>> START Data
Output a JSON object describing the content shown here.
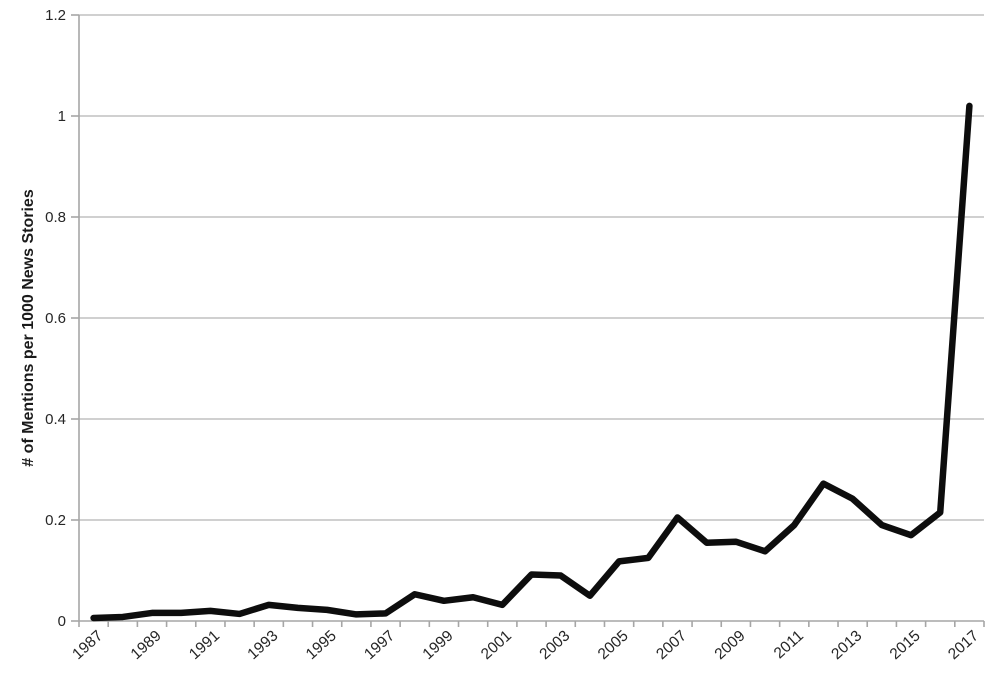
{
  "chart_data": {
    "type": "line",
    "title": "",
    "xlabel": "",
    "ylabel": "# of Mentions per 1000 News Stories",
    "ylim": [
      0,
      1.2
    ],
    "yticks": [
      0,
      0.2,
      0.4,
      0.6,
      0.8,
      1,
      1.2
    ],
    "ytick_labels": [
      "0",
      "0.2",
      "0.4",
      "0.6",
      "0.8",
      "1",
      "1.2"
    ],
    "categories": [
      1987,
      1988,
      1989,
      1990,
      1991,
      1992,
      1993,
      1994,
      1995,
      1996,
      1997,
      1998,
      1999,
      2000,
      2001,
      2002,
      2003,
      2004,
      2005,
      2006,
      2007,
      2008,
      2009,
      2010,
      2011,
      2012,
      2013,
      2014,
      2015,
      2016,
      2017
    ],
    "xtick_labels": [
      "1987",
      "1989",
      "1991",
      "1993",
      "1995",
      "1997",
      "1999",
      "2001",
      "2003",
      "2005",
      "2007",
      "2009",
      "2011",
      "2013",
      "2015",
      "2017"
    ],
    "values": [
      0.006,
      0.008,
      0.016,
      0.016,
      0.02,
      0.014,
      0.032,
      0.026,
      0.022,
      0.013,
      0.015,
      0.053,
      0.04,
      0.047,
      0.032,
      0.092,
      0.09,
      0.05,
      0.118,
      0.125,
      0.205,
      0.155,
      0.157,
      0.138,
      0.19,
      0.272,
      0.242,
      0.19,
      0.17,
      0.215,
      1.02
    ],
    "grid": true,
    "legend": false,
    "colors": {
      "series": "#0d0d0d",
      "grid": "#b3b3b3",
      "axis": "#a6a6a6",
      "tick_text": "#262626",
      "background": "#ffffff"
    }
  }
}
>> END Data
Aim of the task: The records above need to be restated word for word, with the pictures left out.

Response to this exercise:
Output a JSON object describing the content shown here.
{
  "chart_data": {
    "type": "line",
    "title": "",
    "xlabel": "",
    "ylabel": "# of Mentions per 1000 News Stories",
    "ylim": [
      0,
      1.2
    ],
    "yticks": [
      0,
      0.2,
      0.4,
      0.6,
      0.8,
      1,
      1.2
    ],
    "ytick_labels": [
      "0",
      "0.2",
      "0.4",
      "0.6",
      "0.8",
      "1",
      "1.2"
    ],
    "categories": [
      1987,
      1988,
      1989,
      1990,
      1991,
      1992,
      1993,
      1994,
      1995,
      1996,
      1997,
      1998,
      1999,
      2000,
      2001,
      2002,
      2003,
      2004,
      2005,
      2006,
      2007,
      2008,
      2009,
      2010,
      2011,
      2012,
      2013,
      2014,
      2015,
      2016,
      2017
    ],
    "xtick_labels": [
      "1987",
      "1989",
      "1991",
      "1993",
      "1995",
      "1997",
      "1999",
      "2001",
      "2003",
      "2005",
      "2007",
      "2009",
      "2011",
      "2013",
      "2015",
      "2017"
    ],
    "values": [
      0.006,
      0.008,
      0.016,
      0.016,
      0.02,
      0.014,
      0.032,
      0.026,
      0.022,
      0.013,
      0.015,
      0.053,
      0.04,
      0.047,
      0.032,
      0.092,
      0.09,
      0.05,
      0.118,
      0.125,
      0.205,
      0.155,
      0.157,
      0.138,
      0.19,
      0.272,
      0.242,
      0.19,
      0.17,
      0.215,
      1.02
    ],
    "grid": true,
    "legend": false,
    "colors": {
      "series": "#0d0d0d",
      "grid": "#b3b3b3",
      "axis": "#a6a6a6",
      "tick_text": "#262626",
      "background": "#ffffff"
    }
  }
}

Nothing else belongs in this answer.